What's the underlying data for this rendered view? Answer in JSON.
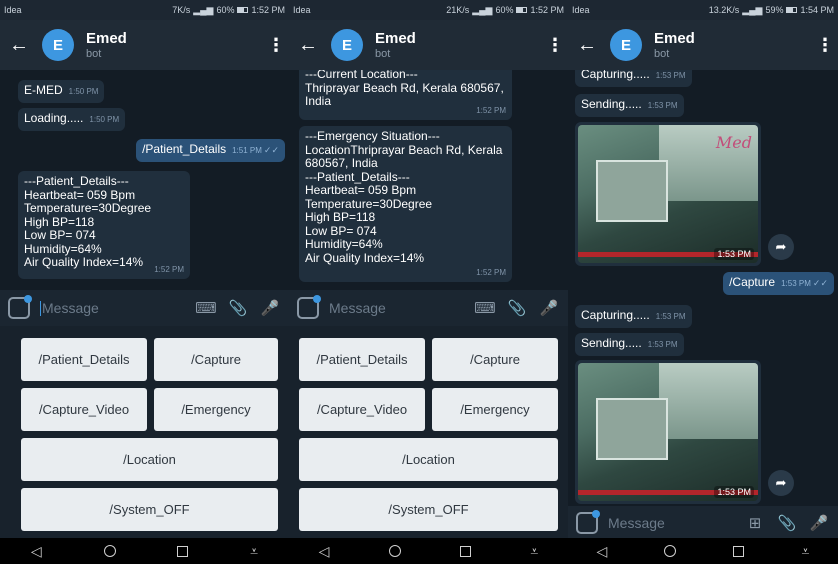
{
  "chat": {
    "name": "Emed",
    "subtitle": "bot",
    "avatar_letter": "E"
  },
  "accent_color": "#3d97e0",
  "input_placeholder": "Message",
  "keyboard_buttons": {
    "patient_details": "/Patient_Details",
    "capture": "/Capture",
    "capture_video": "/Capture_Video",
    "emergency": "/Emergency",
    "location": "/Location",
    "system_off": "/System_OFF"
  },
  "screens": [
    {
      "status": {
        "carrier": "Idea",
        "speed": "7K/s",
        "battery": "60%",
        "time": "1:52 PM"
      },
      "messages": [
        {
          "text": "E-MED",
          "time": "1:50 PM"
        },
        {
          "text": "Loading.....",
          "time": "1:50 PM"
        },
        {
          "text": "/Patient_Details",
          "time": "1:51 PM",
          "ticks": "✓✓"
        },
        {
          "text": "---Patient_Details---\nHeartbeat= 059 Bpm\nTemperature=30Degree\nHigh BP=118\nLow BP= 074\nHumidity=64%\nAir Quality Index=14%",
          "time": "1:52 PM"
        }
      ]
    },
    {
      "status": {
        "carrier": "Idea",
        "speed": "21K/s",
        "battery": "60%",
        "time": "1:52 PM"
      },
      "messages": [
        {
          "text": "---Current Location---\nThriprayar Beach Rd, Kerala 680567,\nIndia",
          "time": "1:52 PM"
        },
        {
          "text": "---Emergency Situation---\nLocationThriprayar Beach Rd, Kerala\n680567, India\n---Patient_Details---\nHeartbeat= 059 Bpm\nTemperature=30Degree\nHigh BP=118\nLow BP= 074\nHumidity=64%\nAir Quality Index=14%",
          "time": "1:52 PM"
        }
      ]
    },
    {
      "status": {
        "carrier": "Idea",
        "speed": "13.2K/s",
        "battery": "59%",
        "time": "1:54 PM"
      },
      "messages": [
        {
          "text": "Capturing.....",
          "time": "1:53 PM"
        },
        {
          "text": "Sending.....",
          "time": "1:53 PM"
        },
        {
          "photo_time": "1:53 PM",
          "photo_logo": "Med"
        },
        {
          "text": "/Capture",
          "time": "1:53 PM",
          "ticks": "✓✓"
        },
        {
          "text": "Capturing.....",
          "time": "1:53 PM"
        },
        {
          "text": "Sending.....",
          "time": "1:53 PM"
        },
        {
          "photo_time": "1:53 PM"
        }
      ]
    }
  ]
}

__________________________________________________

GOAL OF THE EXERCISE: Of the lines in the entries, how many include the word "nLow"? State only the number.

WRITTEN REPLY: 2